### [Goal]
Repeat every record exactly, but keep images out of the copy.

+++ Supplied data +++

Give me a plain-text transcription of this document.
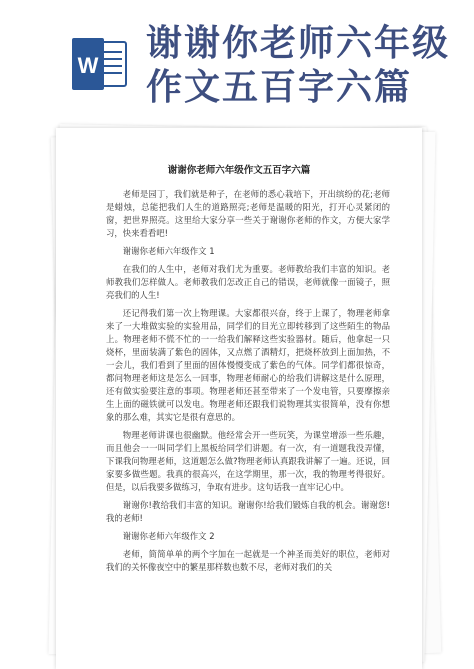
W
谢谢你老师六年级
作文五百字六篇
谢谢你老师六年级作文五百字六篇

老师是园丁，我们就是种子，在老师的悉心栽培下，开出缤纷的花;老师是蜡烛，总能把我们人生的道路照亮;老师是温暖的阳光，打开心灵紧闭的窗，把世界照亮。这里给大家分享一些关于谢谢你老师的作文，方便大家学习，快来看看吧!

谢谢你老师六年级作文 1

在我们的人生中，老师对我们尤为重要。老师教给我们丰富的知识。老师教我们怎样做人。老师教我们怎改正自己的错误，老师就像一面镜子，照亮我们的人生!

还记得我们第一次上物理课。大家都很兴奋，终于上课了，物理老师拿来了一大堆做实验的实验用品，同学们的目光立即转移到了这些陌生的物品上。物理老师不慌不忙的一一给我们解释这些实验器材。随后，他拿起一只烧杯，里面装满了紫色的固体，又点燃了酒精灯，把烧杯放到上面加热，不一会儿，我们看到了里面的固体慢慢变成了紫色的气体。同学们都很惊奇，都问物理老师这是怎么一回事，物理老师耐心的给我们讲解这是什么原理，还有做实验要注意的事项。物理老师还甚至带来了一个发电管，只要摩擦亲生上面的磁铁就可以发电。物理老师还跟我们说物理其实很简单，没有你想象的那么难，其实它是很有意思的。

物理老师讲课也很幽默。他经常会开一些玩笑，为课堂增添一些乐趣，而且他会一一叫同学们上黑板给同学们讲题。有一次，有一道题我没弄懂，下课我问物理老师，这道题怎么做?物理老师认真跟我讲解了一遍。还说，回家要多做些题。我真的很高兴，在这学期里，那一次，我的物理考得很好。但是，以后我要多做练习，争取有进步。这句话我一直牢记心中。

谢谢你!教给我们丰富的知识。谢谢你!给我们锻炼自我的机会。谢谢您!我的老师!

谢谢你老师六年级作文 2

老师，简简单单的两个字加在一起就是一个神圣而美好的职位，老师对我们的关怀像夜空中的繁星那样数也数不尽，老师对我们的关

+++

### [Task answer]
Give me a plain-text transcription of this document.
W
谢谢你老师六年级
作文五百字六篇
谢谢你老师六年级作文五百字六篇

老师是园丁，我们就是种子，在老师的悉心栽培下，开出缤纷的花;老师是蜡烛，总能把我们人生的道路照亮;老师是温暖的阳光，打开心灵紧闭的窗，把世界照亮。这里给大家分享一些关于谢谢你老师的作文，方便大家学习，快来看看吧!

谢谢你老师六年级作文 1

在我们的人生中，老师对我们尤为重要。老师教给我们丰富的知识。老师教我们怎样做人。老师教我们怎改正自己的错误，老师就像一面镜子，照亮我们的人生!

还记得我们第一次上物理课。大家都很兴奋，终于上课了，物理老师拿来了一大堆做实验的实验用品，同学们的目光立即转移到了这些陌生的物品上。物理老师不慌不忙的一一给我们解释这些实验器材。随后，他拿起一只烧杯，里面装满了紫色的固体，又点燃了酒精灯，把烧杯放到上面加热，不一会儿，我们看到了里面的固体慢慢变成了紫色的气体。同学们都很惊奇，都问物理老师这是怎么一回事，物理老师耐心的给我们讲解这是什么原理，还有做实验要注意的事项。物理老师还甚至带来了一个发电管，只要摩擦亲生上面的磁铁就可以发电。物理老师还跟我们说物理其实很简单，没有你想象的那么难，其实它是很有意思的。

物理老师讲课也很幽默。他经常会开一些玩笑，为课堂增添一些乐趣，而且他会一一叫同学们上黑板给同学们讲题。有一次，有一道题我没弄懂，下课我问物理老师，这道题怎么做?物理老师认真跟我讲解了一遍。还说，回家要多做些题。我真的很高兴，在这学期里，那一次，我的物理考得很好。但是，以后我要多做练习，争取有进步。这句话我一直牢记心中。

谢谢你!教给我们丰富的知识。谢谢你!给我们锻炼自我的机会。谢谢您!我的老师!

谢谢你老师六年级作文 2

老师，简简单单的两个字加在一起就是一个神圣而美好的职位，老师对我们的关怀像夜空中的繁星那样数也数不尽，老师对我们的关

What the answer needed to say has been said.